▶ **WHAT YOU NEED TO DO**: Show every line containing "JSON" by copying it.

▶ **MATERIAL PROVIDED**:
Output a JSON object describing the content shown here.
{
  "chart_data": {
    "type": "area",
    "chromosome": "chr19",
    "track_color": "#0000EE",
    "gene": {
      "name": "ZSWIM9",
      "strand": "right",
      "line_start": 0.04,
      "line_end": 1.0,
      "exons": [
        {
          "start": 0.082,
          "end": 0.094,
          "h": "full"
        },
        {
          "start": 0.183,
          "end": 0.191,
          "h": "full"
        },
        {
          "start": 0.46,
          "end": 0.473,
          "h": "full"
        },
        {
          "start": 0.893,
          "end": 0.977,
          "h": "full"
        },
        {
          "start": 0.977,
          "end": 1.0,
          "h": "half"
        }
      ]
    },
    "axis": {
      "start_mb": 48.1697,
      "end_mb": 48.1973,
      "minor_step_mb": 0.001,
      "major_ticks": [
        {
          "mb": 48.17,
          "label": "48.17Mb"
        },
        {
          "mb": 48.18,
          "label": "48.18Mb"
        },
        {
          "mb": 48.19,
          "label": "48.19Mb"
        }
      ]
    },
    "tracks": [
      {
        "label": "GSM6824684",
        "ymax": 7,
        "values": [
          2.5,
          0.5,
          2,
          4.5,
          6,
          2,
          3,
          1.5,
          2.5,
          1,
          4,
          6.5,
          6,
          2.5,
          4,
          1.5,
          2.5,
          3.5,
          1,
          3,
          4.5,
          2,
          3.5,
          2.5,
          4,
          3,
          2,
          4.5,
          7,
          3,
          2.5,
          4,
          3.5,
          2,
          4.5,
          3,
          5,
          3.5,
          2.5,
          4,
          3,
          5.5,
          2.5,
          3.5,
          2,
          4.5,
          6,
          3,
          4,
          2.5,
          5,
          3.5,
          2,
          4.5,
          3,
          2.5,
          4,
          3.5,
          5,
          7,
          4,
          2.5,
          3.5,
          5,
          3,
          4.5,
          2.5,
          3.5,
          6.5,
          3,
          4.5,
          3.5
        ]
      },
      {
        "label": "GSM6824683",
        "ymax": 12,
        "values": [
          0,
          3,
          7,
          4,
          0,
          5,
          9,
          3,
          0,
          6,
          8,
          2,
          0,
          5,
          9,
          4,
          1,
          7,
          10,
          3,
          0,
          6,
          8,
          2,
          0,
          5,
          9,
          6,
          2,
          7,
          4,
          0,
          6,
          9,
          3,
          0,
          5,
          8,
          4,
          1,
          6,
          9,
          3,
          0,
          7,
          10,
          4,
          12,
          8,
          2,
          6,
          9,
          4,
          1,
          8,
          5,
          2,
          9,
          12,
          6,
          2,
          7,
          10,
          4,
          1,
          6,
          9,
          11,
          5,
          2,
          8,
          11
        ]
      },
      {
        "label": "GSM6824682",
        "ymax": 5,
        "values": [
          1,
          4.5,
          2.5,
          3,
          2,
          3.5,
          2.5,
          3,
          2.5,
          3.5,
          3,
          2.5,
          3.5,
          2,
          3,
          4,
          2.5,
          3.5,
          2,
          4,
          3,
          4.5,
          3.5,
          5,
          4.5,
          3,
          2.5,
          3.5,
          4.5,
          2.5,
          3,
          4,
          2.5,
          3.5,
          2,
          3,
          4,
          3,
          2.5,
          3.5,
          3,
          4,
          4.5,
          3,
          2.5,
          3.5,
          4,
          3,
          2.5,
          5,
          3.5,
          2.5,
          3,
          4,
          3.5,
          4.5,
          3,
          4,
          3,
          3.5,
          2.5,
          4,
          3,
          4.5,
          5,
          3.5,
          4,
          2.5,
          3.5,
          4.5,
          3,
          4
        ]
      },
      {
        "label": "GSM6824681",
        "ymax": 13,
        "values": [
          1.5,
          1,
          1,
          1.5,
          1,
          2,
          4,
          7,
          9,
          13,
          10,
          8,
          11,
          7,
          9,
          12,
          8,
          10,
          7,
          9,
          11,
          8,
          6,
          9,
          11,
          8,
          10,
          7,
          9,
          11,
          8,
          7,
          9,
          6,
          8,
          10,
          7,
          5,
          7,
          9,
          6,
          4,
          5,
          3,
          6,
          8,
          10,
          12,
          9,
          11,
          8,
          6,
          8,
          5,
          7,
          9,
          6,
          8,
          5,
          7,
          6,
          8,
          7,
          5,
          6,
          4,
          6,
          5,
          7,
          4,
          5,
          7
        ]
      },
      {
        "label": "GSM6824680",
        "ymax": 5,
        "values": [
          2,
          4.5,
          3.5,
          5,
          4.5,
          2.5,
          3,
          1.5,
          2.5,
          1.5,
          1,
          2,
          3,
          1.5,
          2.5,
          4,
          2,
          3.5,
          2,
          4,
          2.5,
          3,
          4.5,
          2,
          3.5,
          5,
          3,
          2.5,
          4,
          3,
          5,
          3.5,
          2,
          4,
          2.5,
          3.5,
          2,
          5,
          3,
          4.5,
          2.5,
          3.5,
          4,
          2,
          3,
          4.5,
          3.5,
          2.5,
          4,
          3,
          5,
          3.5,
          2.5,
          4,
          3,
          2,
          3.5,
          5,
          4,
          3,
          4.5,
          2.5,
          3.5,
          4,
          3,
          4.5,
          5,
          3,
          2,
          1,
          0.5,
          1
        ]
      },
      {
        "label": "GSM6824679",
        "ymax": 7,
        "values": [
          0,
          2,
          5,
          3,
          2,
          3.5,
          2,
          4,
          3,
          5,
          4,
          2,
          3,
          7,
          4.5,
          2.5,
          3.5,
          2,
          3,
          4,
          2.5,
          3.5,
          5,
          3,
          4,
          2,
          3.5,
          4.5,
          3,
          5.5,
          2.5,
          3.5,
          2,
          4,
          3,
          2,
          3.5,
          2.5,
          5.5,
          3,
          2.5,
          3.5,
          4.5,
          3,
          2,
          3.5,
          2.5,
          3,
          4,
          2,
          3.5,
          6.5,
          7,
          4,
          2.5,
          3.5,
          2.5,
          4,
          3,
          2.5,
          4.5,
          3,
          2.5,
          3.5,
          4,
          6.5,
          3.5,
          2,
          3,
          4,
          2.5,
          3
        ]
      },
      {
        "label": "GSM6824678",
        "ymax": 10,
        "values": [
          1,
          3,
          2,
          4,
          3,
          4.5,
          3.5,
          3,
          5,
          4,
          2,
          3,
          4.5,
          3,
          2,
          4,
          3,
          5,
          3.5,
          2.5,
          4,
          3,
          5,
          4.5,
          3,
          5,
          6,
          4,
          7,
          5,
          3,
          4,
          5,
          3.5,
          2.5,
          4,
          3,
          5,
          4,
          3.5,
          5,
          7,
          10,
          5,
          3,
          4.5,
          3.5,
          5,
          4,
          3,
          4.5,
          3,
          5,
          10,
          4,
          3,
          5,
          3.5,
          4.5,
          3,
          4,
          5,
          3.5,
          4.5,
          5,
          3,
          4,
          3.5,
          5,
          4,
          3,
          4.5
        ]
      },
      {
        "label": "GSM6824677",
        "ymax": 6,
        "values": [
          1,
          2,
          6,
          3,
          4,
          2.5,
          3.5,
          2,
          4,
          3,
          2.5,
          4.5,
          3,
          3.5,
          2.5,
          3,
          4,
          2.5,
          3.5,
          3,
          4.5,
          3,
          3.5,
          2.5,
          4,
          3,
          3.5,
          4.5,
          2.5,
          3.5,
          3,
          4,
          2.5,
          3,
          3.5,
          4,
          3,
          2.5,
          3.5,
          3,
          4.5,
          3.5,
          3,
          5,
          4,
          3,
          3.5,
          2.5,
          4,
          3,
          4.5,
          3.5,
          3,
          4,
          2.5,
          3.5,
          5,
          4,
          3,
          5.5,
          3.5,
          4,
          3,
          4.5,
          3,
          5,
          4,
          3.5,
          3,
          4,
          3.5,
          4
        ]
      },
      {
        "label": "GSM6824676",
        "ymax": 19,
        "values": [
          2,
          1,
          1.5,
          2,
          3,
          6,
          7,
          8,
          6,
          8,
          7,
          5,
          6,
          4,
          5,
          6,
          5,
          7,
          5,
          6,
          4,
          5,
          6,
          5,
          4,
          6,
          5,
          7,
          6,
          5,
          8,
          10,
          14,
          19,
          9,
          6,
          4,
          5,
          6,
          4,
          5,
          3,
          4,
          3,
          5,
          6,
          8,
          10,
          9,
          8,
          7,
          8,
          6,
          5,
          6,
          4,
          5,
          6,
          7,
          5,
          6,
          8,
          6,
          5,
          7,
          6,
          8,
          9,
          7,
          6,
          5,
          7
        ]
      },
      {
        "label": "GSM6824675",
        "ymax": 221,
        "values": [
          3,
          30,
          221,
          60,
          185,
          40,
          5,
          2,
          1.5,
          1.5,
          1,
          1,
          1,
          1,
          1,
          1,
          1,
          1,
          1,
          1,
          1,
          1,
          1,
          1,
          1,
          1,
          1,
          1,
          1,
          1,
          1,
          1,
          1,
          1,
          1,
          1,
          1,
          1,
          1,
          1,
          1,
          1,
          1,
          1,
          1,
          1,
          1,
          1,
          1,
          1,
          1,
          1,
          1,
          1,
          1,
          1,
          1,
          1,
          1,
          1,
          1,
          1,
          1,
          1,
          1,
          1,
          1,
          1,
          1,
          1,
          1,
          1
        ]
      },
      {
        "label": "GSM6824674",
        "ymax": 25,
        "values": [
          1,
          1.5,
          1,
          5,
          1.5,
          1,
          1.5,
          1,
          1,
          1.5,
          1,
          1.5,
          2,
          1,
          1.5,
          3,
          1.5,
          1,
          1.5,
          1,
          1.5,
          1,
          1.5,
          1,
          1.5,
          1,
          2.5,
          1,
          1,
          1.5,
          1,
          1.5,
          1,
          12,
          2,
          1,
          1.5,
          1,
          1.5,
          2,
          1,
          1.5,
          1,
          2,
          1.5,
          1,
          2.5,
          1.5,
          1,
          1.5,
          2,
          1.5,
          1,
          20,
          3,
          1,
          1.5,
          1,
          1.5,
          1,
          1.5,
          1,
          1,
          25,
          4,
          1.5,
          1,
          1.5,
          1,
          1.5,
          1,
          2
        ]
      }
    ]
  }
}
--
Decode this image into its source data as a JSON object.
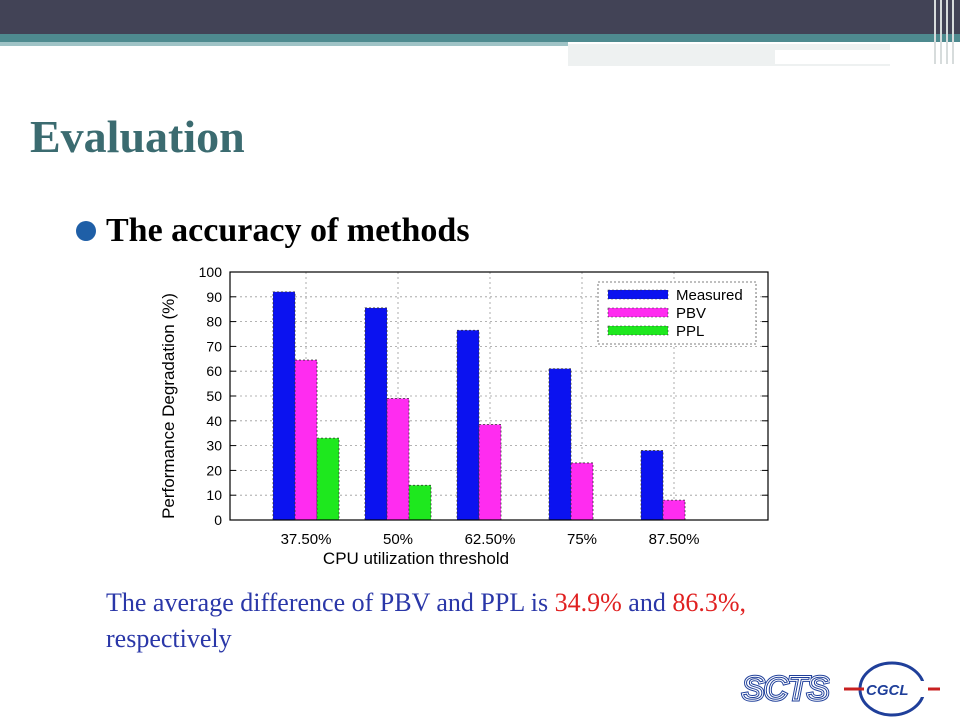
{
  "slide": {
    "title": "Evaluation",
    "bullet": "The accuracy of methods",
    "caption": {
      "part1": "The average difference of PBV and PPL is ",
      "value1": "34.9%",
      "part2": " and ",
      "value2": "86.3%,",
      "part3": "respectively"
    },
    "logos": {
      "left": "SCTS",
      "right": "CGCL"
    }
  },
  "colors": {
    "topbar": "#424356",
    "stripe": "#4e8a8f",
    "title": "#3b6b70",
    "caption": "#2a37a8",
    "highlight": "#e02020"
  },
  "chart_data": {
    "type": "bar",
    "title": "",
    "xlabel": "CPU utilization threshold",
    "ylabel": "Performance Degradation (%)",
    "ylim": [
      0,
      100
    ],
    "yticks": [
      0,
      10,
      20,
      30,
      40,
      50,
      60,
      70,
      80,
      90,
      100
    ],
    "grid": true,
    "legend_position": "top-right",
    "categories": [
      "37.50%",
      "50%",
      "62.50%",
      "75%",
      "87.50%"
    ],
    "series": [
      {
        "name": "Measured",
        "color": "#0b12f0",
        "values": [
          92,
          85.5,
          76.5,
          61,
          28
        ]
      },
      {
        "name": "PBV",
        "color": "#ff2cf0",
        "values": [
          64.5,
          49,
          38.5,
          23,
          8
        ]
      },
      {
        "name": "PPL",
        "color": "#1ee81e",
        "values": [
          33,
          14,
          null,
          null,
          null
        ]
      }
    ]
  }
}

▶ **ANSWER BELOW**:
Output a JSON object describing the content shown here.
Decode this image into its source data as a JSON object.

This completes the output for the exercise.